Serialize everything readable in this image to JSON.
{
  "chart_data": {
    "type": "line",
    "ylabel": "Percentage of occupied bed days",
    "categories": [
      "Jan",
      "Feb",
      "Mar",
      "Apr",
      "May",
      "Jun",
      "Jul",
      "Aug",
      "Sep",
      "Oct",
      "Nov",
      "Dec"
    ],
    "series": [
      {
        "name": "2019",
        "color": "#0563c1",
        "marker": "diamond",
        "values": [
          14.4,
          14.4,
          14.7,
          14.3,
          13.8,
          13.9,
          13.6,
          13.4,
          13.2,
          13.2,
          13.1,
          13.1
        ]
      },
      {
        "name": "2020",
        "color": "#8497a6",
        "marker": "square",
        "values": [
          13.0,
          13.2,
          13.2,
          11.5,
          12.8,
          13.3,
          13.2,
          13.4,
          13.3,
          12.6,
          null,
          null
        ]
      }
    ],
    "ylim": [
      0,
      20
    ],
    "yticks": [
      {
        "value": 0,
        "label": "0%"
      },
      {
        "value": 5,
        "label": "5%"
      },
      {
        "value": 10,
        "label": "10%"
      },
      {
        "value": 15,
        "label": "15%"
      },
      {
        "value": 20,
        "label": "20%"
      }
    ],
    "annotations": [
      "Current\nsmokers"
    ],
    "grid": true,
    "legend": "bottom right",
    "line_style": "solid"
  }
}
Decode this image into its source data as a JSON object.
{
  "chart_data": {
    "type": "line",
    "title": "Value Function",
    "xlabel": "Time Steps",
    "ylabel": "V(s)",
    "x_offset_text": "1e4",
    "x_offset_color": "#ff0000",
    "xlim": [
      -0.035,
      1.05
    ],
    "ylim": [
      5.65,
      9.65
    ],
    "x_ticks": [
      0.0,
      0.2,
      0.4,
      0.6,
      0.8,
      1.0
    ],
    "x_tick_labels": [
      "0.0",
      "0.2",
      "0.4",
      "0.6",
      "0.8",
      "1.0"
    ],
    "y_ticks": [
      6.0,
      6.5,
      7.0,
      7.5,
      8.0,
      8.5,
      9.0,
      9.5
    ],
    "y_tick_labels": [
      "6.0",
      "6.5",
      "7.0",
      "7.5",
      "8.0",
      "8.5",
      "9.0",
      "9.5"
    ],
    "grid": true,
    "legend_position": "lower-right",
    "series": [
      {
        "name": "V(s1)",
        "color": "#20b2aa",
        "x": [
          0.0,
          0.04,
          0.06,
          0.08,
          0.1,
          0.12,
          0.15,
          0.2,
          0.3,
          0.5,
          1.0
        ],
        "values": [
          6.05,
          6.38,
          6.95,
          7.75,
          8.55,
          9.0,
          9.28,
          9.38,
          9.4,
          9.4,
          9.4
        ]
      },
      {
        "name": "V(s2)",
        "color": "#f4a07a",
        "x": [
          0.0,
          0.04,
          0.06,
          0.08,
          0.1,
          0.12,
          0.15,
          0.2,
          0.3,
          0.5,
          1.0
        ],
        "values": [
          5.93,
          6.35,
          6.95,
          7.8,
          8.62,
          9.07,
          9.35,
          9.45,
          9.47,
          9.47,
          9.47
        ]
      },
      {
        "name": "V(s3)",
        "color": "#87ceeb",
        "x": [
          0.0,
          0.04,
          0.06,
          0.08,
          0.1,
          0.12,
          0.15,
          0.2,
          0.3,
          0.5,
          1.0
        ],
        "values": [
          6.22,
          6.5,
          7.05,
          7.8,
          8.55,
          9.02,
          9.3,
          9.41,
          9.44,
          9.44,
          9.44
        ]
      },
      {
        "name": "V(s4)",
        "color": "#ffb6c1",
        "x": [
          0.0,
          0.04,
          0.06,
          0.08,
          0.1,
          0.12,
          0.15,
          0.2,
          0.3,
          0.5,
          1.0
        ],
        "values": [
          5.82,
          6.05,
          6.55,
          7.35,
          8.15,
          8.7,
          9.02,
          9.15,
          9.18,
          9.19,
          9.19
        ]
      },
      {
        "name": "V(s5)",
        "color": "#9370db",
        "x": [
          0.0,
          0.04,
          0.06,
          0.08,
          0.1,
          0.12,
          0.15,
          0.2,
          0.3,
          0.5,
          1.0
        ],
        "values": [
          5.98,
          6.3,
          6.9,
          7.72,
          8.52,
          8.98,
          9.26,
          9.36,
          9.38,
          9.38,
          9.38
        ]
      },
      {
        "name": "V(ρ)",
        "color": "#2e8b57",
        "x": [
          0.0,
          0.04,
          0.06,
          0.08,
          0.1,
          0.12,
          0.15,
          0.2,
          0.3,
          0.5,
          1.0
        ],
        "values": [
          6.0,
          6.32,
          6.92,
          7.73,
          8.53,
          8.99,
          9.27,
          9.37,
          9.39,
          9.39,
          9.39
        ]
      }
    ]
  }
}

--------------------------------------------------

[What to work on]:
Every entry must be quoted exactly as it appears above.

[Right answer]:
Serialize everything readable in this image to JSON.
{
  "chart_data": {
    "type": "line",
    "ylabel": "Percentage of occupied bed days",
    "categories": [
      "Jan",
      "Feb",
      "Mar",
      "Apr",
      "May",
      "Jun",
      "Jul",
      "Aug",
      "Sep",
      "Oct",
      "Nov",
      "Dec"
    ],
    "series": [
      {
        "name": "2019",
        "color": "#0563c1",
        "marker": "diamond",
        "values": [
          14.4,
          14.4,
          14.7,
          14.3,
          13.8,
          13.9,
          13.6,
          13.4,
          13.2,
          13.2,
          13.1,
          13.1
        ]
      },
      {
        "name": "2020",
        "color": "#8497a6",
        "marker": "square",
        "values": [
          13.0,
          13.2,
          13.2,
          11.5,
          12.8,
          13.3,
          13.2,
          13.4,
          13.3,
          12.6,
          null,
          null
        ]
      }
    ],
    "ylim": [
      0,
      20
    ],
    "yticks": [
      {
        "value": 0,
        "label": "0%"
      },
      {
        "value": 5,
        "label": "5%"
      },
      {
        "value": 10,
        "label": "10%"
      },
      {
        "value": 15,
        "label": "15%"
      },
      {
        "value": 20,
        "label": "20%"
      }
    ],
    "annotations": [
      "Current\nsmokers"
    ],
    "grid": true,
    "legend": "bottom right",
    "line_style": "solid"
  }
}
Decode this image into its source data as a JSON object.
{
  "chart_data": {
    "type": "line",
    "title": "Value Function",
    "xlabel": "Time Steps",
    "ylabel": "V(s)",
    "x_offset_text": "1e4",
    "x_offset_color": "#ff0000",
    "xlim": [
      -0.035,
      1.05
    ],
    "ylim": [
      5.65,
      9.65
    ],
    "x_ticks": [
      0.0,
      0.2,
      0.4,
      0.6,
      0.8,
      1.0
    ],
    "x_tick_labels": [
      "0.0",
      "0.2",
      "0.4",
      "0.6",
      "0.8",
      "1.0"
    ],
    "y_ticks": [
      6.0,
      6.5,
      7.0,
      7.5,
      8.0,
      8.5,
      9.0,
      9.5
    ],
    "y_tick_labels": [
      "6.0",
      "6.5",
      "7.0",
      "7.5",
      "8.0",
      "8.5",
      "9.0",
      "9.5"
    ],
    "grid": true,
    "legend_position": "lower-right",
    "series": [
      {
        "name": "V(s1)",
        "color": "#20b2aa",
        "x": [
          0.0,
          0.04,
          0.06,
          0.08,
          0.1,
          0.12,
          0.15,
          0.2,
          0.3,
          0.5,
          1.0
        ],
        "values": [
          6.05,
          6.38,
          6.95,
          7.75,
          8.55,
          9.0,
          9.28,
          9.38,
          9.4,
          9.4,
          9.4
        ]
      },
      {
        "name": "V(s2)",
        "color": "#f4a07a",
        "x": [
          0.0,
          0.04,
          0.06,
          0.08,
          0.1,
          0.12,
          0.15,
          0.2,
          0.3,
          0.5,
          1.0
        ],
        "values": [
          5.93,
          6.35,
          6.95,
          7.8,
          8.62,
          9.07,
          9.35,
          9.45,
          9.47,
          9.47,
          9.47
        ]
      },
      {
        "name": "V(s3)",
        "color": "#87ceeb",
        "x": [
          0.0,
          0.04,
          0.06,
          0.08,
          0.1,
          0.12,
          0.15,
          0.2,
          0.3,
          0.5,
          1.0
        ],
        "values": [
          6.22,
          6.5,
          7.05,
          7.8,
          8.55,
          9.02,
          9.3,
          9.41,
          9.44,
          9.44,
          9.44
        ]
      },
      {
        "name": "V(s4)",
        "color": "#ffb6c1",
        "x": [
          0.0,
          0.04,
          0.06,
          0.08,
          0.1,
          0.12,
          0.15,
          0.2,
          0.3,
          0.5,
          1.0
        ],
        "values": [
          5.82,
          6.05,
          6.55,
          7.35,
          8.15,
          8.7,
          9.02,
          9.15,
          9.18,
          9.19,
          9.19
        ]
      },
      {
        "name": "V(s5)",
        "color": "#9370db",
        "x": [
          0.0,
          0.04,
          0.06,
          0.08,
          0.1,
          0.12,
          0.15,
          0.2,
          0.3,
          0.5,
          1.0
        ],
        "values": [
          5.98,
          6.3,
          6.9,
          7.72,
          8.52,
          8.98,
          9.26,
          9.36,
          9.38,
          9.38,
          9.38
        ]
      },
      {
        "name": "V(ρ)",
        "color": "#2e8b57",
        "x": [
          0.0,
          0.04,
          0.06,
          0.08,
          0.1,
          0.12,
          0.15,
          0.2,
          0.3,
          0.5,
          1.0
        ],
        "values": [
          6.0,
          6.32,
          6.92,
          7.73,
          8.53,
          8.99,
          9.27,
          9.37,
          9.39,
          9.39,
          9.39
        ]
      }
    ]
  }
}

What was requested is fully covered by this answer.